[Start of AVAILABLE RECORDS]

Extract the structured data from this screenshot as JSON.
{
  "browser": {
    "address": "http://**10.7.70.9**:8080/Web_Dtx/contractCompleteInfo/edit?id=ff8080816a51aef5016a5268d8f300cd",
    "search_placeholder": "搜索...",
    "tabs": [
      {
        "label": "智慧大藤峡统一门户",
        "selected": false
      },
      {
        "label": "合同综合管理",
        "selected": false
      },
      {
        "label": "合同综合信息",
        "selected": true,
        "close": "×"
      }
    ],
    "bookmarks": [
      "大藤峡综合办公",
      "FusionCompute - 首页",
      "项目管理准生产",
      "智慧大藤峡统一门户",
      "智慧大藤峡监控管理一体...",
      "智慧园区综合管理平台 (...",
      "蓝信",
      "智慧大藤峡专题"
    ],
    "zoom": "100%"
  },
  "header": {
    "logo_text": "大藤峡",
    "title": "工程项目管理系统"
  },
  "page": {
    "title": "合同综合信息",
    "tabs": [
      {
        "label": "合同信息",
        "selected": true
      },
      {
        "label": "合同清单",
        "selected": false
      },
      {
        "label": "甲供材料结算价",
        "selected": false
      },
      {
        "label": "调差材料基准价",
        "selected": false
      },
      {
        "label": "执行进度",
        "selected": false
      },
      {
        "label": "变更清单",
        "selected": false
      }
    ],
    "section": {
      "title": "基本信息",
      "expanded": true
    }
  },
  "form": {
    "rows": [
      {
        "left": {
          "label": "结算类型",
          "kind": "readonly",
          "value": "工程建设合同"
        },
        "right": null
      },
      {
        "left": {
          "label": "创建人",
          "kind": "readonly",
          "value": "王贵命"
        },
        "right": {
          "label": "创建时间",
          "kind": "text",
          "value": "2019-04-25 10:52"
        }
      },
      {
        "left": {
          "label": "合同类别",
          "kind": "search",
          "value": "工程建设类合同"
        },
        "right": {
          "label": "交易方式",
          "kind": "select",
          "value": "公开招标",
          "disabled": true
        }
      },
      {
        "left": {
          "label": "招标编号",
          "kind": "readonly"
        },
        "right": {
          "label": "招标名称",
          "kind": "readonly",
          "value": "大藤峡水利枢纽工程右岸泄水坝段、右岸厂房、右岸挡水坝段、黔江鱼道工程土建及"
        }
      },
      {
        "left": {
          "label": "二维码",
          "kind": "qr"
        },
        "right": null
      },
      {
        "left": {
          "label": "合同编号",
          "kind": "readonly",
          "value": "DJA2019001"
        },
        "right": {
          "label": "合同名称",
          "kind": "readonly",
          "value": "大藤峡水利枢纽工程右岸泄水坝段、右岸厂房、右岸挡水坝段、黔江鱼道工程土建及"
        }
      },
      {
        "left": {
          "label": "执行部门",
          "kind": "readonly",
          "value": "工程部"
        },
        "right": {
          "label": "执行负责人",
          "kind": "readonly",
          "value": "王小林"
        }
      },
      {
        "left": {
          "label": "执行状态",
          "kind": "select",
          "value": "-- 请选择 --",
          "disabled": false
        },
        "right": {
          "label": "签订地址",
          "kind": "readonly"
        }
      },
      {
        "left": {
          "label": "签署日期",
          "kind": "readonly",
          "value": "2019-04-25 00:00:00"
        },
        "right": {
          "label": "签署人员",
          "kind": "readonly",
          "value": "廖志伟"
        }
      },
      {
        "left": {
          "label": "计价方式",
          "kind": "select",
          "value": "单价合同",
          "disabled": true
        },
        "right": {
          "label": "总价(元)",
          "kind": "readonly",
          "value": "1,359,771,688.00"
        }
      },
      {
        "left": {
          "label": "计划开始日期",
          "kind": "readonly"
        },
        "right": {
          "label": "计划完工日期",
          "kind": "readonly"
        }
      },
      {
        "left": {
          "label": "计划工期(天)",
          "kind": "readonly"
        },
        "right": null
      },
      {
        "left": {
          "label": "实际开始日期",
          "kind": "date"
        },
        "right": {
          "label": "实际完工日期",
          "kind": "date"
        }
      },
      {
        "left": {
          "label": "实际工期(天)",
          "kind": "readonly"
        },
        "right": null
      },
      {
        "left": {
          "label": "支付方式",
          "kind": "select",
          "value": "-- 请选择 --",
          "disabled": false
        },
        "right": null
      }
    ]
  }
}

[End of AVAILABLE RECORDS]

## GOAL OF THE EXERCISE
From the records above, extract every line exactly as it stands.

## EXERCISE OUTPUT
Extract the structured data from this screenshot as JSON.
{
  "browser": {
    "address": "http://**10.7.70.9**:8080/Web_Dtx/contractCompleteInfo/edit?id=ff8080816a51aef5016a5268d8f300cd",
    "search_placeholder": "搜索...",
    "tabs": [
      {
        "label": "智慧大藤峡统一门户",
        "selected": false
      },
      {
        "label": "合同综合管理",
        "selected": false
      },
      {
        "label": "合同综合信息",
        "selected": true,
        "close": "×"
      }
    ],
    "bookmarks": [
      "大藤峡综合办公",
      "FusionCompute - 首页",
      "项目管理准生产",
      "智慧大藤峡统一门户",
      "智慧大藤峡监控管理一体...",
      "智慧园区综合管理平台 (...",
      "蓝信",
      "智慧大藤峡专题"
    ],
    "zoom": "100%"
  },
  "header": {
    "logo_text": "大藤峡",
    "title": "工程项目管理系统"
  },
  "page": {
    "title": "合同综合信息",
    "tabs": [
      {
        "label": "合同信息",
        "selected": true
      },
      {
        "label": "合同清单",
        "selected": false
      },
      {
        "label": "甲供材料结算价",
        "selected": false
      },
      {
        "label": "调差材料基准价",
        "selected": false
      },
      {
        "label": "执行进度",
        "selected": false
      },
      {
        "label": "变更清单",
        "selected": false
      }
    ],
    "section": {
      "title": "基本信息",
      "expanded": true
    }
  },
  "form": {
    "rows": [
      {
        "left": {
          "label": "结算类型",
          "kind": "readonly",
          "value": "工程建设合同"
        },
        "right": null
      },
      {
        "left": {
          "label": "创建人",
          "kind": "readonly",
          "value": "王贵命"
        },
        "right": {
          "label": "创建时间",
          "kind": "text",
          "value": "2019-04-25 10:52"
        }
      },
      {
        "left": {
          "label": "合同类别",
          "kind": "search",
          "value": "工程建设类合同"
        },
        "right": {
          "label": "交易方式",
          "kind": "select",
          "value": "公开招标",
          "disabled": true
        }
      },
      {
        "left": {
          "label": "招标编号",
          "kind": "readonly"
        },
        "right": {
          "label": "招标名称",
          "kind": "readonly",
          "value": "大藤峡水利枢纽工程右岸泄水坝段、右岸厂房、右岸挡水坝段、黔江鱼道工程土建及"
        }
      },
      {
        "left": {
          "label": "二维码",
          "kind": "qr"
        },
        "right": null
      },
      {
        "left": {
          "label": "合同编号",
          "kind": "readonly",
          "value": "DJA2019001"
        },
        "right": {
          "label": "合同名称",
          "kind": "readonly",
          "value": "大藤峡水利枢纽工程右岸泄水坝段、右岸厂房、右岸挡水坝段、黔江鱼道工程土建及"
        }
      },
      {
        "left": {
          "label": "执行部门",
          "kind": "readonly",
          "value": "工程部"
        },
        "right": {
          "label": "执行负责人",
          "kind": "readonly",
          "value": "王小林"
        }
      },
      {
        "left": {
          "label": "执行状态",
          "kind": "select",
          "value": "-- 请选择 --",
          "disabled": false
        },
        "right": {
          "label": "签订地址",
          "kind": "readonly"
        }
      },
      {
        "left": {
          "label": "签署日期",
          "kind": "readonly",
          "value": "2019-04-25 00:00:00"
        },
        "right": {
          "label": "签署人员",
          "kind": "readonly",
          "value": "廖志伟"
        }
      },
      {
        "left": {
          "label": "计价方式",
          "kind": "select",
          "value": "单价合同",
          "disabled": true
        },
        "right": {
          "label": "总价(元)",
          "kind": "readonly",
          "value": "1,359,771,688.00"
        }
      },
      {
        "left": {
          "label": "计划开始日期",
          "kind": "readonly"
        },
        "right": {
          "label": "计划完工日期",
          "kind": "readonly"
        }
      },
      {
        "left": {
          "label": "计划工期(天)",
          "kind": "readonly"
        },
        "right": null
      },
      {
        "left": {
          "label": "实际开始日期",
          "kind": "date"
        },
        "right": {
          "label": "实际完工日期",
          "kind": "date"
        }
      },
      {
        "left": {
          "label": "实际工期(天)",
          "kind": "readonly"
        },
        "right": null
      },
      {
        "left": {
          "label": "支付方式",
          "kind": "select",
          "value": "-- 请选择 --",
          "disabled": false
        },
        "right": null
      }
    ]
  }
}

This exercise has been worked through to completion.